— begin —

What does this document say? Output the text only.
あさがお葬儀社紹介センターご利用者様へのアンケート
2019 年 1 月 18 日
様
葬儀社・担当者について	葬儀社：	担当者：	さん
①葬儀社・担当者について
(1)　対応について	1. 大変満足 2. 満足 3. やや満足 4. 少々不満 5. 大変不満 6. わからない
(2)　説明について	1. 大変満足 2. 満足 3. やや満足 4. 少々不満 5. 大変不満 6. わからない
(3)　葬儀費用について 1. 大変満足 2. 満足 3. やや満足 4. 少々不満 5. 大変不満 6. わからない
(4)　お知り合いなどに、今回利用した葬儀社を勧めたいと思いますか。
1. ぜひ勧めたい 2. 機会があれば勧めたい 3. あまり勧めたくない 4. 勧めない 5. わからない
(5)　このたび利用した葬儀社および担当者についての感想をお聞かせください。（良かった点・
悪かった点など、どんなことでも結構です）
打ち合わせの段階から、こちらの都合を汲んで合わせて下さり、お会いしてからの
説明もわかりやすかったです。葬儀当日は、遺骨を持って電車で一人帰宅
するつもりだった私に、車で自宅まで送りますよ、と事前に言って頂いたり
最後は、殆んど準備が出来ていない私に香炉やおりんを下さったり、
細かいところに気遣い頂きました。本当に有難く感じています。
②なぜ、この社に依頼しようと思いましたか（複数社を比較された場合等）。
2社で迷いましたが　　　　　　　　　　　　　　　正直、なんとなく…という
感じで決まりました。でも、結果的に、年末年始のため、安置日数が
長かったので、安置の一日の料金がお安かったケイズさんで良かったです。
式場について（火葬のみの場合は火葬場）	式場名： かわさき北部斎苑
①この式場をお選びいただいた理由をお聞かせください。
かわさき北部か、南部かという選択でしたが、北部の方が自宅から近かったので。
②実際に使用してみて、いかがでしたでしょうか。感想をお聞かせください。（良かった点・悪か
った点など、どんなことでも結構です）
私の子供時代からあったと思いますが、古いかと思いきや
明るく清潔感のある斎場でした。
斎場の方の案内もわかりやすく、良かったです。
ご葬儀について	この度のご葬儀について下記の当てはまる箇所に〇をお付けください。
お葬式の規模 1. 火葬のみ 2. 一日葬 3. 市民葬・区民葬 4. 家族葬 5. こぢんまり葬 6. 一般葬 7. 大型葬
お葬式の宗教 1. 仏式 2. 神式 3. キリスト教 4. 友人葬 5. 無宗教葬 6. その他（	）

— end —

**Direction:** Transcribe every entry verbatim.

**Complete response:**
What does this document say? Output the text only.
あさがお葬儀社紹介センターご利用者様へのアンケート
2019 年 1 月 18 日
様
葬儀社・担当者について	葬儀社：	担当者：	さん
①葬儀社・担当者について
(1)　対応について	1. 大変満足 2. 満足 3. やや満足 4. 少々不満 5. 大変不満 6. わからない
(2)　説明について	1. 大変満足 2. 満足 3. やや満足 4. 少々不満 5. 大変不満 6. わからない
(3)　葬儀費用について 1. 大変満足 2. 満足 3. やや満足 4. 少々不満 5. 大変不満 6. わからない
(4)　お知り合いなどに、今回利用した葬儀社を勧めたいと思いますか。
1. ぜひ勧めたい 2. 機会があれば勧めたい 3. あまり勧めたくない 4. 勧めない 5. わからない
(5)　このたび利用した葬儀社および担当者についての感想をお聞かせください。（良かった点・
悪かった点など、どんなことでも結構です）
打ち合わせの段階から、こちらの都合を汲んで合わせて下さり、お会いしてからの
説明もわかりやすかったです。葬儀当日は、遺骨を持って電車で一人帰宅
するつもりだった私に、車で自宅まで送りますよ、と事前に言って頂いたり
最後は、殆んど準備が出来ていない私に香炉やおりんを下さったり、
細かいところに気遣い頂きました。本当に有難く感じています。
②なぜ、この社に依頼しようと思いましたか（複数社を比較された場合等）。
2社で迷いましたが　　　　　　　　　　　　　　　正直、なんとなく…という
感じで決まりました。でも、結果的に、年末年始のため、安置日数が
長かったので、安置の一日の料金がお安かったケイズさんで良かったです。
式場について（火葬のみの場合は火葬場）	式場名： かわさき北部斎苑
①この式場をお選びいただいた理由をお聞かせください。
かわさき北部か、南部かという選択でしたが、北部の方が自宅から近かったので。
②実際に使用してみて、いかがでしたでしょうか。感想をお聞かせください。（良かった点・悪か
った点など、どんなことでも結構です）
私の子供時代からあったと思いますが、古いかと思いきや
明るく清潔感のある斎場でした。
斎場の方の案内もわかりやすく、良かったです。
ご葬儀について	この度のご葬儀について下記の当てはまる箇所に〇をお付けください。
お葬式の規模 1. 火葬のみ 2. 一日葬 3. 市民葬・区民葬 4. 家族葬 5. こぢんまり葬 6. 一般葬 7. 大型葬
お葬式の宗教 1. 仏式 2. 神式 3. キリスト教 4. 友人葬 5. 無宗教葬 6. その他（	）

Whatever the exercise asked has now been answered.